• The exercise
The data below needs to be returned exactly, line for line.

• Items listed in a dataset
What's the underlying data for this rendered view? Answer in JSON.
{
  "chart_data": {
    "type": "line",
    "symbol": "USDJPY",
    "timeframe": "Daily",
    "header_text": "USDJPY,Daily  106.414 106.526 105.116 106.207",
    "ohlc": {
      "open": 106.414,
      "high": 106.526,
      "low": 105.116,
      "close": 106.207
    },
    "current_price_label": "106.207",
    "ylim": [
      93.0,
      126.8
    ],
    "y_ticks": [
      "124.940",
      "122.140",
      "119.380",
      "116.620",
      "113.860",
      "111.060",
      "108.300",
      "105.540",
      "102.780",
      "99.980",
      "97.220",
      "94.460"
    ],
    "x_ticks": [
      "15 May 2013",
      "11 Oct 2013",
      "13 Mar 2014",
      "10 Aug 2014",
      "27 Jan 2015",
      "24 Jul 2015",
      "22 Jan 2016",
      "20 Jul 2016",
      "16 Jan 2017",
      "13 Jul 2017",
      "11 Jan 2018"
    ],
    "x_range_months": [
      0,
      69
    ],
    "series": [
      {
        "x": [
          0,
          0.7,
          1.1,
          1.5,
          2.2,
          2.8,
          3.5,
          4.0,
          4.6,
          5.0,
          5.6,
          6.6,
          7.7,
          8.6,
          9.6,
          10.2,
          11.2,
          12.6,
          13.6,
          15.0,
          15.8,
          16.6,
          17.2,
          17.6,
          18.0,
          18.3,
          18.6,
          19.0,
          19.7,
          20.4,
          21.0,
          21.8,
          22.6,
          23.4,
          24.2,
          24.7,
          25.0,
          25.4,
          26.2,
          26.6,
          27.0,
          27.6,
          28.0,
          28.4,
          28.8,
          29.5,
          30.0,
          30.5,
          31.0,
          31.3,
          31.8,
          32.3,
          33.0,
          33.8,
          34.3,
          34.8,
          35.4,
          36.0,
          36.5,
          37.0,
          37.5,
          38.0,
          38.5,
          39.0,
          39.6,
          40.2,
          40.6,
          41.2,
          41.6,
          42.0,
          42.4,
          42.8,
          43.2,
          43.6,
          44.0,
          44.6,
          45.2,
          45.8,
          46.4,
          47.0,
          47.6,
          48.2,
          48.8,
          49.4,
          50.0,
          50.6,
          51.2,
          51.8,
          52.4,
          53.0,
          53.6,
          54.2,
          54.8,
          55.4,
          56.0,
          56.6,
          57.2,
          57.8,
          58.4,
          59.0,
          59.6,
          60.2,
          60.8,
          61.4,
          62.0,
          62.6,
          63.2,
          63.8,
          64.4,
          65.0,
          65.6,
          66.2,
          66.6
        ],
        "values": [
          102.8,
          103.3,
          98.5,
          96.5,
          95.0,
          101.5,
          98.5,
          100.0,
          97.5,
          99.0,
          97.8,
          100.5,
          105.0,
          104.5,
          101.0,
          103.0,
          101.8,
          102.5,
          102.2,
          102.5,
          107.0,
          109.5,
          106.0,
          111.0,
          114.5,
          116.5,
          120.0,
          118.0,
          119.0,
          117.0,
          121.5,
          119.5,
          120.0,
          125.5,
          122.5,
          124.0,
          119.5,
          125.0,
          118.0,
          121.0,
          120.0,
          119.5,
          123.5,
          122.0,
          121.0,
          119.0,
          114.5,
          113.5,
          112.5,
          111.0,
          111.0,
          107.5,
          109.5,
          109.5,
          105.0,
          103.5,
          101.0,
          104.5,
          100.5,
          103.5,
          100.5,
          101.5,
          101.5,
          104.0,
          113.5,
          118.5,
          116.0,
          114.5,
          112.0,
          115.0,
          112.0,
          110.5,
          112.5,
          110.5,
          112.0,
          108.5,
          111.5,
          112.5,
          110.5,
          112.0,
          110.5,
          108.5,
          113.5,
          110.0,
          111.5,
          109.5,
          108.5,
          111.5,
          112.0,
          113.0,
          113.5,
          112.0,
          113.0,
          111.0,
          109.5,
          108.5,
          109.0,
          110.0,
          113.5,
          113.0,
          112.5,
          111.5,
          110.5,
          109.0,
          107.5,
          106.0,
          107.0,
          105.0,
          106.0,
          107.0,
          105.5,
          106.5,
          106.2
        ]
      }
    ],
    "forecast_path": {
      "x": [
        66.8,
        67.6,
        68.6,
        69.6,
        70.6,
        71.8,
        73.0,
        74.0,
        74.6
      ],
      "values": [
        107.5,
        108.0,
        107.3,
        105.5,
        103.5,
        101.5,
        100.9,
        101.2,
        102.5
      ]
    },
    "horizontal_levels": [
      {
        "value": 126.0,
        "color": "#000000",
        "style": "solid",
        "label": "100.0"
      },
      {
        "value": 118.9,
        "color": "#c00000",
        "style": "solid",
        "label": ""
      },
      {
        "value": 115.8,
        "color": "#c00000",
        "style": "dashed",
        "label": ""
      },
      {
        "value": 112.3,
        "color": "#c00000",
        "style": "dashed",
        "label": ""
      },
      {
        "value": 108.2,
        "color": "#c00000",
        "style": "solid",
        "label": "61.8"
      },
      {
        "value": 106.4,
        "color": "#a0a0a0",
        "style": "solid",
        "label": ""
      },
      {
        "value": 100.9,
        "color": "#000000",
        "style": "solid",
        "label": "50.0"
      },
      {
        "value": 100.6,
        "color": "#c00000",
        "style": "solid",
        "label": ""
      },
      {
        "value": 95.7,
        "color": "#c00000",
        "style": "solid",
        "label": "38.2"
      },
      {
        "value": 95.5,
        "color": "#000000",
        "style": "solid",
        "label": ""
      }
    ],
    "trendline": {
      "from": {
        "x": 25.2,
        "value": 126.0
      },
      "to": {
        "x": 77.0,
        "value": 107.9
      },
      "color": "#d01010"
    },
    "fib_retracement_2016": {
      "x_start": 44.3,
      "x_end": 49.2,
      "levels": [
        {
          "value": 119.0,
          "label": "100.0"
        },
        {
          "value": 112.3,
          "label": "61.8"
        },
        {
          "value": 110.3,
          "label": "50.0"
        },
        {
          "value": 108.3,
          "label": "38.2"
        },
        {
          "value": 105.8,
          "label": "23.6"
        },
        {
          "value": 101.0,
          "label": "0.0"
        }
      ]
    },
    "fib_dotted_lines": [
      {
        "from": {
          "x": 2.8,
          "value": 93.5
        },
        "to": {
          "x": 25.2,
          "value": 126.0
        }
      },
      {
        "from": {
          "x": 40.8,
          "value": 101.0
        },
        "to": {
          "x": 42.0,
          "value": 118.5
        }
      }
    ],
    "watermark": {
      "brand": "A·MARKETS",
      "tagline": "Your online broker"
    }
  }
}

• The result
What's the underlying data for this rendered view? Answer in JSON.
{
  "chart_data": {
    "type": "line",
    "symbol": "USDJPY",
    "timeframe": "Daily",
    "header_text": "USDJPY,Daily  106.414 106.526 105.116 106.207",
    "ohlc": {
      "open": 106.414,
      "high": 106.526,
      "low": 105.116,
      "close": 106.207
    },
    "current_price_label": "106.207",
    "ylim": [
      93.0,
      126.8
    ],
    "y_ticks": [
      "124.940",
      "122.140",
      "119.380",
      "116.620",
      "113.860",
      "111.060",
      "108.300",
      "105.540",
      "102.780",
      "99.980",
      "97.220",
      "94.460"
    ],
    "x_ticks": [
      "15 May 2013",
      "11 Oct 2013",
      "13 Mar 2014",
      "10 Aug 2014",
      "27 Jan 2015",
      "24 Jul 2015",
      "22 Jan 2016",
      "20 Jul 2016",
      "16 Jan 2017",
      "13 Jul 2017",
      "11 Jan 2018"
    ],
    "x_range_months": [
      0,
      69
    ],
    "series": [
      {
        "x": [
          0,
          0.7,
          1.1,
          1.5,
          2.2,
          2.8,
          3.5,
          4.0,
          4.6,
          5.0,
          5.6,
          6.6,
          7.7,
          8.6,
          9.6,
          10.2,
          11.2,
          12.6,
          13.6,
          15.0,
          15.8,
          16.6,
          17.2,
          17.6,
          18.0,
          18.3,
          18.6,
          19.0,
          19.7,
          20.4,
          21.0,
          21.8,
          22.6,
          23.4,
          24.2,
          24.7,
          25.0,
          25.4,
          26.2,
          26.6,
          27.0,
          27.6,
          28.0,
          28.4,
          28.8,
          29.5,
          30.0,
          30.5,
          31.0,
          31.3,
          31.8,
          32.3,
          33.0,
          33.8,
          34.3,
          34.8,
          35.4,
          36.0,
          36.5,
          37.0,
          37.5,
          38.0,
          38.5,
          39.0,
          39.6,
          40.2,
          40.6,
          41.2,
          41.6,
          42.0,
          42.4,
          42.8,
          43.2,
          43.6,
          44.0,
          44.6,
          45.2,
          45.8,
          46.4,
          47.0,
          47.6,
          48.2,
          48.8,
          49.4,
          50.0,
          50.6,
          51.2,
          51.8,
          52.4,
          53.0,
          53.6,
          54.2,
          54.8,
          55.4,
          56.0,
          56.6,
          57.2,
          57.8,
          58.4,
          59.0,
          59.6,
          60.2,
          60.8,
          61.4,
          62.0,
          62.6,
          63.2,
          63.8,
          64.4,
          65.0,
          65.6,
          66.2,
          66.6
        ],
        "values": [
          102.8,
          103.3,
          98.5,
          96.5,
          95.0,
          101.5,
          98.5,
          100.0,
          97.5,
          99.0,
          97.8,
          100.5,
          105.0,
          104.5,
          101.0,
          103.0,
          101.8,
          102.5,
          102.2,
          102.5,
          107.0,
          109.5,
          106.0,
          111.0,
          114.5,
          116.5,
          120.0,
          118.0,
          119.0,
          117.0,
          121.5,
          119.5,
          120.0,
          125.5,
          122.5,
          124.0,
          119.5,
          125.0,
          118.0,
          121.0,
          120.0,
          119.5,
          123.5,
          122.0,
          121.0,
          119.0,
          114.5,
          113.5,
          112.5,
          111.0,
          111.0,
          107.5,
          109.5,
          109.5,
          105.0,
          103.5,
          101.0,
          104.5,
          100.5,
          103.5,
          100.5,
          101.5,
          101.5,
          104.0,
          113.5,
          118.5,
          116.0,
          114.5,
          112.0,
          115.0,
          112.0,
          110.5,
          112.5,
          110.5,
          112.0,
          108.5,
          111.5,
          112.5,
          110.5,
          112.0,
          110.5,
          108.5,
          113.5,
          110.0,
          111.5,
          109.5,
          108.5,
          111.5,
          112.0,
          113.0,
          113.5,
          112.0,
          113.0,
          111.0,
          109.5,
          108.5,
          109.0,
          110.0,
          113.5,
          113.0,
          112.5,
          111.5,
          110.5,
          109.0,
          107.5,
          106.0,
          107.0,
          105.0,
          106.0,
          107.0,
          105.5,
          106.5,
          106.2
        ]
      }
    ],
    "forecast_path": {
      "x": [
        66.8,
        67.6,
        68.6,
        69.6,
        70.6,
        71.8,
        73.0,
        74.0,
        74.6
      ],
      "values": [
        107.5,
        108.0,
        107.3,
        105.5,
        103.5,
        101.5,
        100.9,
        101.2,
        102.5
      ]
    },
    "horizontal_levels": [
      {
        "value": 126.0,
        "color": "#000000",
        "style": "solid",
        "label": "100.0"
      },
      {
        "value": 118.9,
        "color": "#c00000",
        "style": "solid",
        "label": ""
      },
      {
        "value": 115.8,
        "color": "#c00000",
        "style": "dashed",
        "label": ""
      },
      {
        "value": 112.3,
        "color": "#c00000",
        "style": "dashed",
        "label": ""
      },
      {
        "value": 108.2,
        "color": "#c00000",
        "style": "solid",
        "label": "61.8"
      },
      {
        "value": 106.4,
        "color": "#a0a0a0",
        "style": "solid",
        "label": ""
      },
      {
        "value": 100.9,
        "color": "#000000",
        "style": "solid",
        "label": "50.0"
      },
      {
        "value": 100.6,
        "color": "#c00000",
        "style": "solid",
        "label": ""
      },
      {
        "value": 95.7,
        "color": "#c00000",
        "style": "solid",
        "label": "38.2"
      },
      {
        "value": 95.5,
        "color": "#000000",
        "style": "solid",
        "label": ""
      }
    ],
    "trendline": {
      "from": {
        "x": 25.2,
        "value": 126.0
      },
      "to": {
        "x": 77.0,
        "value": 107.9
      },
      "color": "#d01010"
    },
    "fib_retracement_2016": {
      "x_start": 44.3,
      "x_end": 49.2,
      "levels": [
        {
          "value": 119.0,
          "label": "100.0"
        },
        {
          "value": 112.3,
          "label": "61.8"
        },
        {
          "value": 110.3,
          "label": "50.0"
        },
        {
          "value": 108.3,
          "label": "38.2"
        },
        {
          "value": 105.8,
          "label": "23.6"
        },
        {
          "value": 101.0,
          "label": "0.0"
        }
      ]
    },
    "fib_dotted_lines": [
      {
        "from": {
          "x": 2.8,
          "value": 93.5
        },
        "to": {
          "x": 25.2,
          "value": 126.0
        }
      },
      {
        "from": {
          "x": 40.8,
          "value": 101.0
        },
        "to": {
          "x": 42.0,
          "value": 118.5
        }
      }
    ],
    "watermark": {
      "brand": "A·MARKETS",
      "tagline": "Your online broker"
    }
  }
}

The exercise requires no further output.